→ EXERCISE REQUIREMENTS
List all lines in the material below that contain "What".

→ THE DATA
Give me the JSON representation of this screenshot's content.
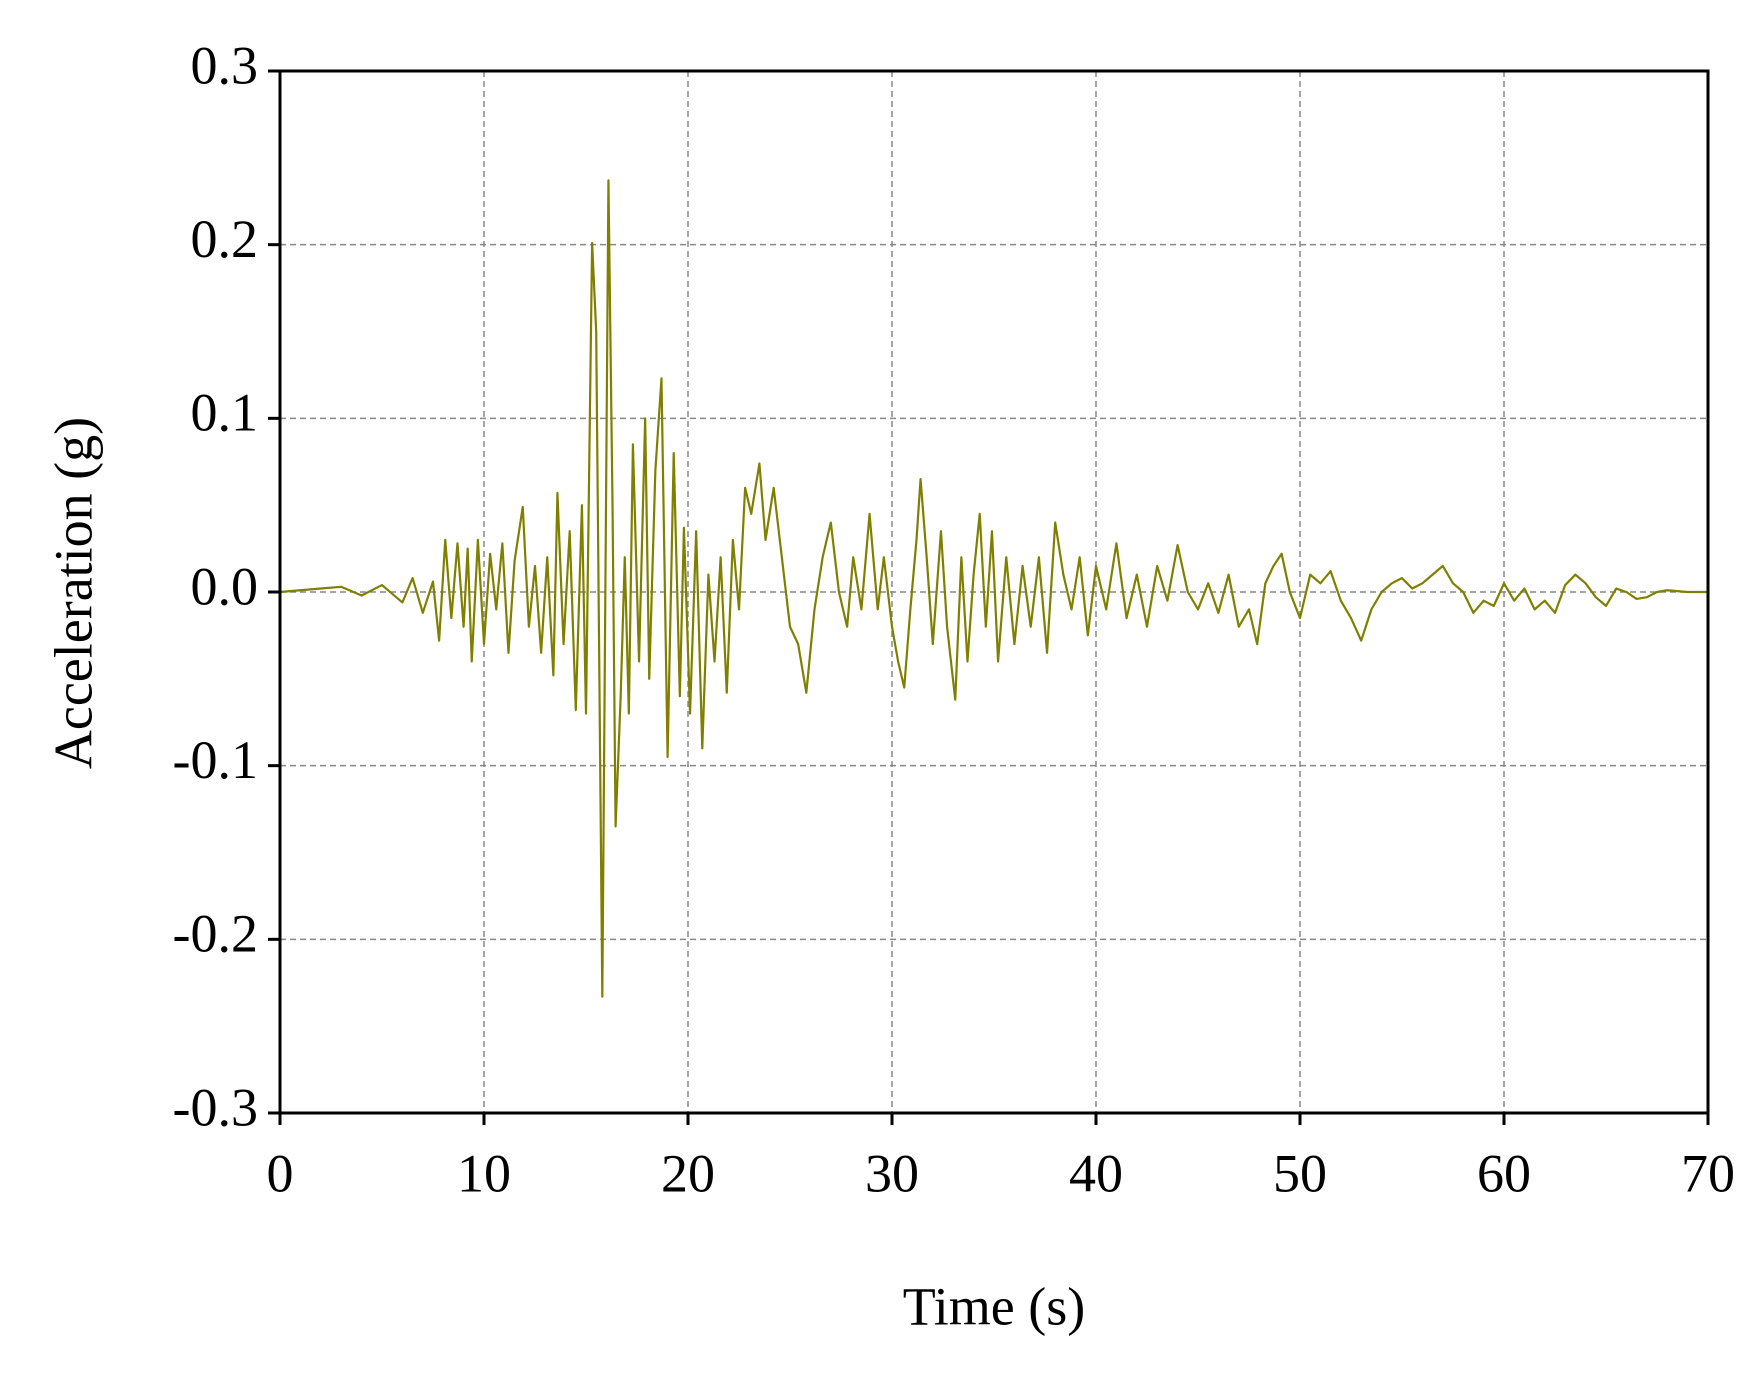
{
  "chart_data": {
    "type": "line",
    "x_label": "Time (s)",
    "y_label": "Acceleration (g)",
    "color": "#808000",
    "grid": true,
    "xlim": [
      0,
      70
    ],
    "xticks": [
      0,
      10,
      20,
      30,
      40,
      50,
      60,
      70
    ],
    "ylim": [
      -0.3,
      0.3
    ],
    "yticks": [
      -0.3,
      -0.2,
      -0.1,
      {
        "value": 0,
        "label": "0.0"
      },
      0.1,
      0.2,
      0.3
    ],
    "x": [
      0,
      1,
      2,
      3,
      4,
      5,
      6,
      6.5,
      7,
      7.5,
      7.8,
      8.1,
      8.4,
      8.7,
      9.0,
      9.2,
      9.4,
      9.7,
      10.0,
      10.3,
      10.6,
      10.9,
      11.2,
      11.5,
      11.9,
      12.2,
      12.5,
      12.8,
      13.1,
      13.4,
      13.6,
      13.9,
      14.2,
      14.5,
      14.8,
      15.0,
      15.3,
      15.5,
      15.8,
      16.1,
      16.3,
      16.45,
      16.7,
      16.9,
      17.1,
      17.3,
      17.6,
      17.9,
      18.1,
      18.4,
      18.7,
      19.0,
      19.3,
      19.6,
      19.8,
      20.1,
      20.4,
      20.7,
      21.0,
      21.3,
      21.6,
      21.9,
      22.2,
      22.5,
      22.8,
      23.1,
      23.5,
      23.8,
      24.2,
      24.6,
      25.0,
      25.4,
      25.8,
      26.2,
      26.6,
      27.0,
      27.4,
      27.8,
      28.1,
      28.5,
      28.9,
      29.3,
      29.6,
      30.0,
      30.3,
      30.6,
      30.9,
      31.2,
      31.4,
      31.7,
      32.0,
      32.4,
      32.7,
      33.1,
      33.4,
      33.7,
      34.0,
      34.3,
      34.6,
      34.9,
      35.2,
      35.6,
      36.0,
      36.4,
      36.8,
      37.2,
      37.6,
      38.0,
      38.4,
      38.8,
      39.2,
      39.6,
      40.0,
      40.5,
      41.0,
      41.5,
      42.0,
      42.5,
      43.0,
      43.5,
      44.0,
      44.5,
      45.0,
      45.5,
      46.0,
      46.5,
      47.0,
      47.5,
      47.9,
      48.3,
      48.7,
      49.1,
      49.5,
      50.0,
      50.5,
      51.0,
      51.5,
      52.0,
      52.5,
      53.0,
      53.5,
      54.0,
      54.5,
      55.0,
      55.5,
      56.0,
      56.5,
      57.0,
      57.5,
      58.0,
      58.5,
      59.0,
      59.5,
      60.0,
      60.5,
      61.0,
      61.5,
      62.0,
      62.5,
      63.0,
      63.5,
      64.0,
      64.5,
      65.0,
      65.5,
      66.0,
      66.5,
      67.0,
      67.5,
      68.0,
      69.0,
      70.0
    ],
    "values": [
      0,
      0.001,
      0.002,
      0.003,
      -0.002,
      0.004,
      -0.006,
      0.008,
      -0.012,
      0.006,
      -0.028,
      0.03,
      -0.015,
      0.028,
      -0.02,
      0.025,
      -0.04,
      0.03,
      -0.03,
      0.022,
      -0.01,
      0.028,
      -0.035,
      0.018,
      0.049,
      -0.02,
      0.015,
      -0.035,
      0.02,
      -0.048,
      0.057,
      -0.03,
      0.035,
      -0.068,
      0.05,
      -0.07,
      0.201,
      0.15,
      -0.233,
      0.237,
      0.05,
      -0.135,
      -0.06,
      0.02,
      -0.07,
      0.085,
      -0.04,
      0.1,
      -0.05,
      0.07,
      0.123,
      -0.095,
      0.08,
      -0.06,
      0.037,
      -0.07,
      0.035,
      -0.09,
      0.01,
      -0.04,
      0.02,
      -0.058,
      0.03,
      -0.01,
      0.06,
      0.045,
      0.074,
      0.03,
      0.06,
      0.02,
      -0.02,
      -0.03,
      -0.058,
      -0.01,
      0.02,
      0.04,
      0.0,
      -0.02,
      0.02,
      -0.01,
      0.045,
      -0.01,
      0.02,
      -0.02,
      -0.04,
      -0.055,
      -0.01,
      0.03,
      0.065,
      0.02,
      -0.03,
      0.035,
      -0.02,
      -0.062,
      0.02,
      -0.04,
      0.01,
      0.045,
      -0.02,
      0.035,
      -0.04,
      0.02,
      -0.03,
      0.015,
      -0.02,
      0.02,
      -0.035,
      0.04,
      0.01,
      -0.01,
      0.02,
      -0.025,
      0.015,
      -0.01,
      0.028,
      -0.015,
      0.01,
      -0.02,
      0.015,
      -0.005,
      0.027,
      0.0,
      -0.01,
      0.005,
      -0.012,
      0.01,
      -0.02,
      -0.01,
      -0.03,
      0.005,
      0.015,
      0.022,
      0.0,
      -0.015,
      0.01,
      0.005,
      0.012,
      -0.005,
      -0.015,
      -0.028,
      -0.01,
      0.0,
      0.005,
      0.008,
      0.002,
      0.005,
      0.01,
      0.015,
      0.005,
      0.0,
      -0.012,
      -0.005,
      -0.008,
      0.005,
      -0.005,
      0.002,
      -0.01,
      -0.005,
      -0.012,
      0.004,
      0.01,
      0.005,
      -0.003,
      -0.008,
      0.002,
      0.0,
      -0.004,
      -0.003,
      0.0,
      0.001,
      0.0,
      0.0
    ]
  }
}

---

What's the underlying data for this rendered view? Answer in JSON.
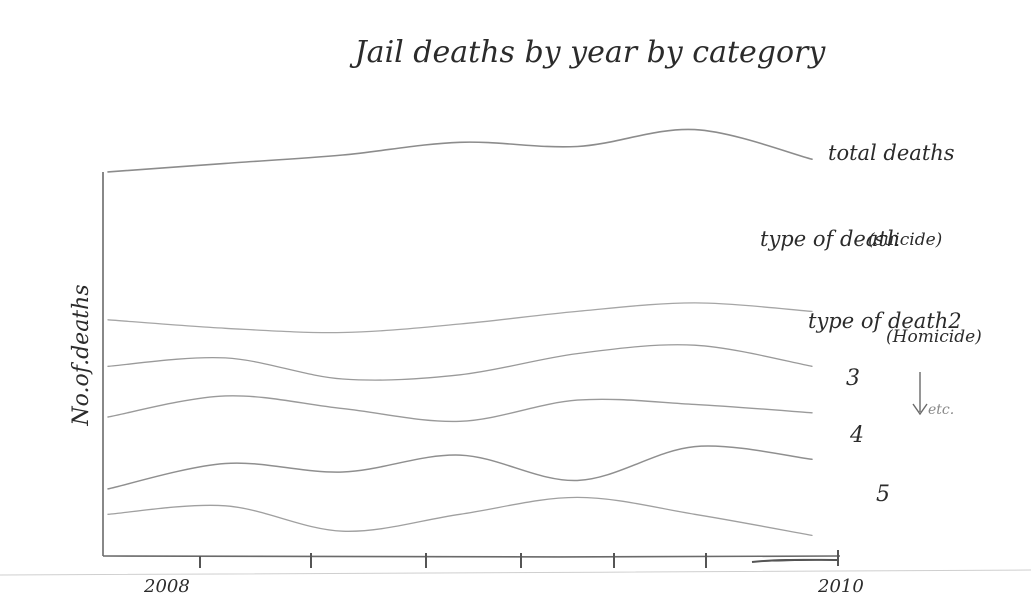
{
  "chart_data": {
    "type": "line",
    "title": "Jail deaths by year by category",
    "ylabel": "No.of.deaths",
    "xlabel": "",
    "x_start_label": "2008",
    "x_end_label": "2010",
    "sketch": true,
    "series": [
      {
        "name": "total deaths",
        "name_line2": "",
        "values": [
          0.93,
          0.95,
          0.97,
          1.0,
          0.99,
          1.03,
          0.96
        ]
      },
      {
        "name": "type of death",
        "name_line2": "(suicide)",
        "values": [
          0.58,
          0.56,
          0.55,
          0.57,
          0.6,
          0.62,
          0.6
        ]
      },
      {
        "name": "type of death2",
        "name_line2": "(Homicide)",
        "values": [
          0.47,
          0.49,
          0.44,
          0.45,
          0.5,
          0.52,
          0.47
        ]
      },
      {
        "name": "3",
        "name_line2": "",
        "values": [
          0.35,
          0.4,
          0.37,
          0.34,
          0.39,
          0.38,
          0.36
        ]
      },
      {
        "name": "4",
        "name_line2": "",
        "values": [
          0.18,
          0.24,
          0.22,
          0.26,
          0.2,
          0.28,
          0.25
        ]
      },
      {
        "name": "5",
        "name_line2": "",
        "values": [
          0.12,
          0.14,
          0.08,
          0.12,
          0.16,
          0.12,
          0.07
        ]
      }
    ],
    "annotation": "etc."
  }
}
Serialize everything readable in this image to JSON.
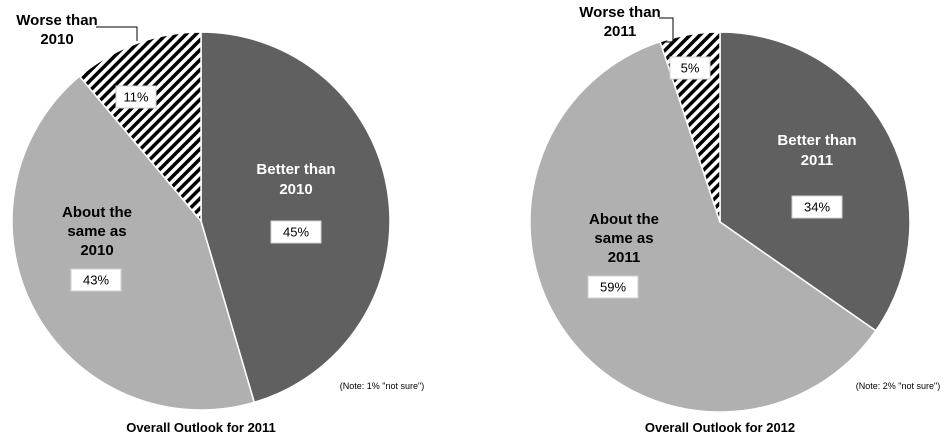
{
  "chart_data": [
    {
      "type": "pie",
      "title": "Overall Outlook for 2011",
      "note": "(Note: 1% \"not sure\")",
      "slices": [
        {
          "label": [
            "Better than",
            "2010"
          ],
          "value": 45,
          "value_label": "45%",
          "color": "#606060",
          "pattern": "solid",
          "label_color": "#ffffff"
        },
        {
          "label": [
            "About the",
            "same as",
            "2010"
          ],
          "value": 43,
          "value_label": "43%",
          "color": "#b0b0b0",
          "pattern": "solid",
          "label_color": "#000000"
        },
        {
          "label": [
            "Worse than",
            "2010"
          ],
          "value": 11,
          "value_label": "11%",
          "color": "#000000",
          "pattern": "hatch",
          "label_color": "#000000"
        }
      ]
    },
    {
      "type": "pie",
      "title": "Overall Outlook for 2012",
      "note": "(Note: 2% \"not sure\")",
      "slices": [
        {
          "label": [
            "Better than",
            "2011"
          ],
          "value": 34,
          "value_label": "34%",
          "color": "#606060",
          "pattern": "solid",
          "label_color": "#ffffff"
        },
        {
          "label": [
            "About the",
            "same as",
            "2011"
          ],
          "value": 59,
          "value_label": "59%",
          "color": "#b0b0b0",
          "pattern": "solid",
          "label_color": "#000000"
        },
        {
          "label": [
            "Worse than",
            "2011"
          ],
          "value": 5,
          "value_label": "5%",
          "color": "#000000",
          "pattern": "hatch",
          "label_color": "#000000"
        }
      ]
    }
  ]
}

...

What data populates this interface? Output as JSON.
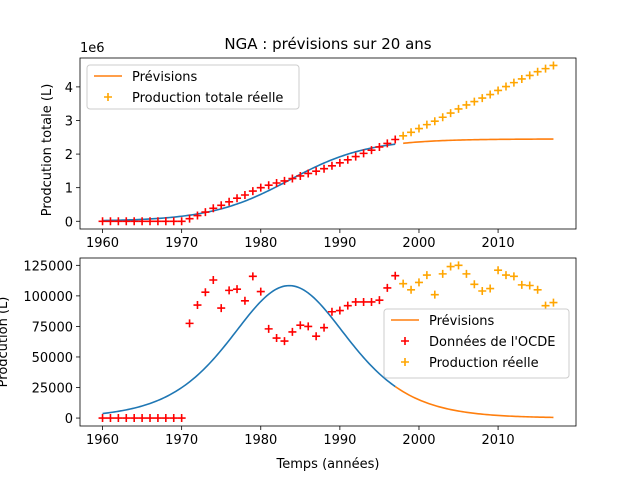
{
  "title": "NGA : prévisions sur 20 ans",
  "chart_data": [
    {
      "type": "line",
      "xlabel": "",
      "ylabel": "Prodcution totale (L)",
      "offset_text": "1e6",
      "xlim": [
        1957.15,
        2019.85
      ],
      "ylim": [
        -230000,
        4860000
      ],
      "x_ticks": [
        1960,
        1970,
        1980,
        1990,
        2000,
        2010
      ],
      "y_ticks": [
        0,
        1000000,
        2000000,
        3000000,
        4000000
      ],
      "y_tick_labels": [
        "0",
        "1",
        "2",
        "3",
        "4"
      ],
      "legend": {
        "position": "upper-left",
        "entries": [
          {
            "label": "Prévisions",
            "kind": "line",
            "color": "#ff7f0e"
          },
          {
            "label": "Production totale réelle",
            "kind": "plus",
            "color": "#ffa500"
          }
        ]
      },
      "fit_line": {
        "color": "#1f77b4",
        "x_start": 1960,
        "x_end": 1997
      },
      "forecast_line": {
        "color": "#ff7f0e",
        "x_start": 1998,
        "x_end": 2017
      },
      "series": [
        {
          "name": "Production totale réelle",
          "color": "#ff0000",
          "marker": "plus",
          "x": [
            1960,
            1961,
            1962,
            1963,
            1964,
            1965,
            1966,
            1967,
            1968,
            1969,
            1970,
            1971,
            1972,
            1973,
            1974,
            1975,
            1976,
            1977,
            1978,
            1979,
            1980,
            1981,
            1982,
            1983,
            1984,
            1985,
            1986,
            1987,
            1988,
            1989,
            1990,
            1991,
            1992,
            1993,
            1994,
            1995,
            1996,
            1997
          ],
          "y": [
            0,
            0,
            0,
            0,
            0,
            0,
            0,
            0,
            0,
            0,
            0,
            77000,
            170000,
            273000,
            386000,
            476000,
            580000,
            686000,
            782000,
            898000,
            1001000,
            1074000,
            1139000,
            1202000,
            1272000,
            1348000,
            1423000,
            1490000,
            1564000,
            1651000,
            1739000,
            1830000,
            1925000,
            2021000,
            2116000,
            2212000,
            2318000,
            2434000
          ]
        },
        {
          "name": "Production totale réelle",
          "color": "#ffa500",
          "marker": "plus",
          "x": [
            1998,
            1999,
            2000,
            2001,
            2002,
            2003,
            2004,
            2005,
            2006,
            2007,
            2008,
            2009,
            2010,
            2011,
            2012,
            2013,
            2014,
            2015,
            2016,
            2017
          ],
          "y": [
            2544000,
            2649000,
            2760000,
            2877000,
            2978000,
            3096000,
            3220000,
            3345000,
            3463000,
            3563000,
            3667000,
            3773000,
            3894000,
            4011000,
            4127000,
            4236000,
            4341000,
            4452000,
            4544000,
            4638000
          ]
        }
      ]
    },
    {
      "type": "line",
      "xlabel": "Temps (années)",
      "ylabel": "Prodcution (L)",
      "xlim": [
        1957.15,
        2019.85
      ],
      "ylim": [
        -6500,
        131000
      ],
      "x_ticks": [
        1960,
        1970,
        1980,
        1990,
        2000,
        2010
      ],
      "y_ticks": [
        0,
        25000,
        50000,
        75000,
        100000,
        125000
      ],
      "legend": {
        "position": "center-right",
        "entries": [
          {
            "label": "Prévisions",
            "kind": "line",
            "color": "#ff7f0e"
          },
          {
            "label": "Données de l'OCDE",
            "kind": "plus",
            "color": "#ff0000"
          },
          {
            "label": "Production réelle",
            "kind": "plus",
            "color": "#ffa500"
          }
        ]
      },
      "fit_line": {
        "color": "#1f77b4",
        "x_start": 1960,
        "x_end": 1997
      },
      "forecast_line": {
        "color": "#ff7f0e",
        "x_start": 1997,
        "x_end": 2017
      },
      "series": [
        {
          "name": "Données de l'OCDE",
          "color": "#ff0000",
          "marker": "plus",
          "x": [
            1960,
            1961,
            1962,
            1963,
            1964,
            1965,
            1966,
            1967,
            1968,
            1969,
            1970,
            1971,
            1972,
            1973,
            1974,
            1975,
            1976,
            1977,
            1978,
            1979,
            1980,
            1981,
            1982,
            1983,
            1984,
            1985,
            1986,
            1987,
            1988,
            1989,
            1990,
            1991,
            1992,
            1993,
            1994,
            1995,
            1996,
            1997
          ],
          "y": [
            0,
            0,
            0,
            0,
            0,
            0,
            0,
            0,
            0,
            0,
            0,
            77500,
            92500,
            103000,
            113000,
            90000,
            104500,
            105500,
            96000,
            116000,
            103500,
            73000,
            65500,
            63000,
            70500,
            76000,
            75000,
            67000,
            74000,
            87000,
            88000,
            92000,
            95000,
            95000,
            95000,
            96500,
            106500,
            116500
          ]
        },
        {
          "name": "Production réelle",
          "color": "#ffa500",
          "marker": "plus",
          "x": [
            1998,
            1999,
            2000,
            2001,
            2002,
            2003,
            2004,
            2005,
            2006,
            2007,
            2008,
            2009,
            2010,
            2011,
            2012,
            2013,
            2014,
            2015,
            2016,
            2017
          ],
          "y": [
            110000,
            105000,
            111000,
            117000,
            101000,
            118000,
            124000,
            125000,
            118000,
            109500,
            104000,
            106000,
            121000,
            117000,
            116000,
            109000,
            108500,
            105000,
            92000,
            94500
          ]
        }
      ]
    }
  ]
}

→ FINAL RESULT
What's the underlying data for this rendered view? Answer in JSON.
What data populates this interface? Output as JSON.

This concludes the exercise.